(Data records)
____________________

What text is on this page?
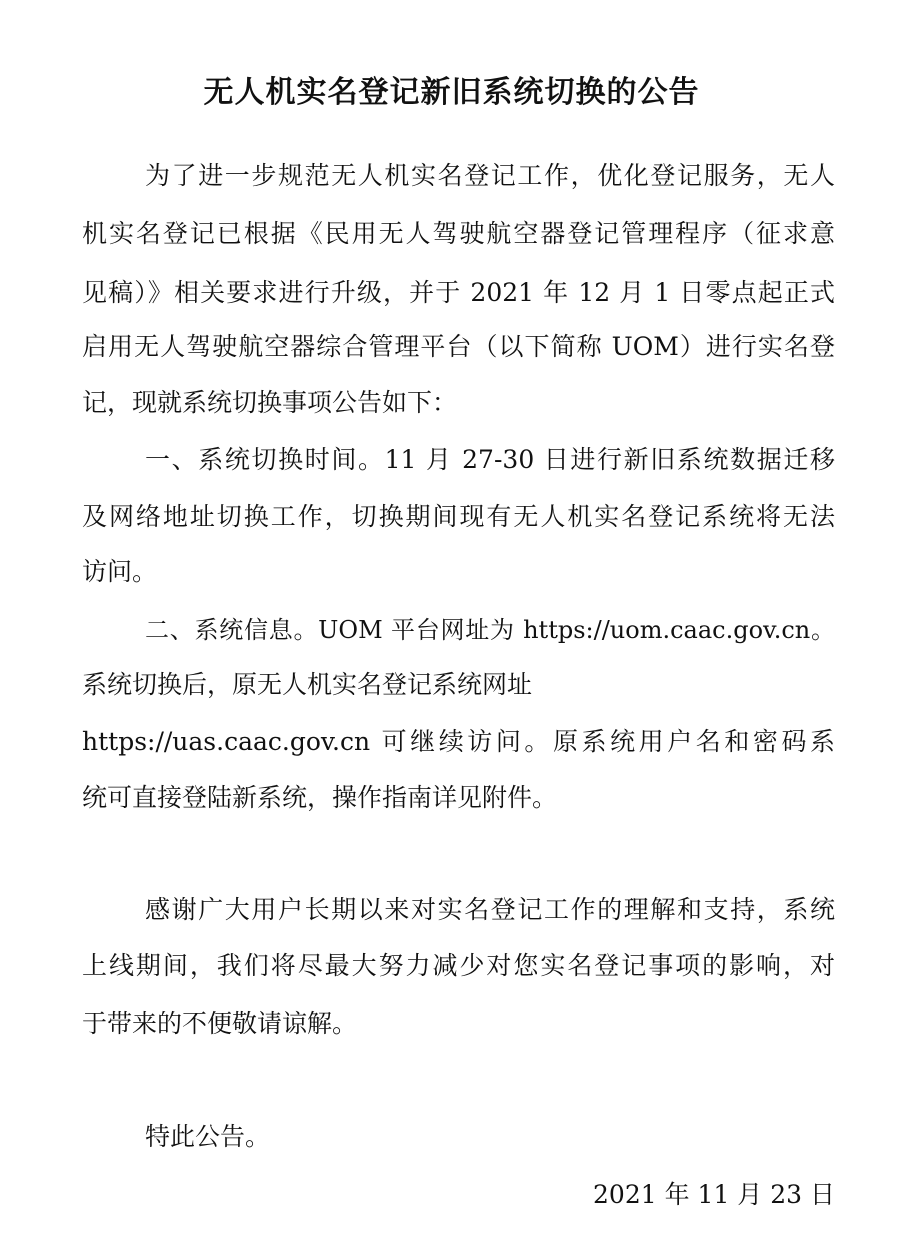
无人机实名登记新旧系统切换的公告
为了进一步规范无人机实名登记工作，优化登记服务，无人
机实名登记已根据《民用无人驾驶航空器登记管理程序（征求意
见稿）》相关要求进行升级，并于 2021 年 12 月 1 日零点起正式
启用无人驾驶航空器综合管理平台（以下简称 UOM）进行实名登
记，现就系统切换事项公告如下：
一、系统切换时间。11 月 27-30 日进行新旧系统数据迁移
及网络地址切换工作，切换期间现有无人机实名登记系统将无法
访问。
二、系统信息。UOM 平台网址为 https://uom.caac.gov.cn。
系统切换后，原无人机实名登记系统网址
https://uas.caac.gov.cn 可继续访问。原系统用户名和密码系
统可直接登陆新系统，操作指南详见附件。
感谢广大用户长期以来对实名登记工作的理解和支持，系统
上线期间，我们将尽最大努力减少对您实名登记事项的影响，对
于带来的不便敬请谅解。
特此公告。
2021 年 11 月 23 日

____________________

Pull out the lines above in which the word "https" appears.

→ **FINAL ANSWER**
二、系统信息。UOM 平台网址为 https://uom.caac.gov.cn。
https://uas.caac.gov.cn 可继续访问。原系统用户名和密码系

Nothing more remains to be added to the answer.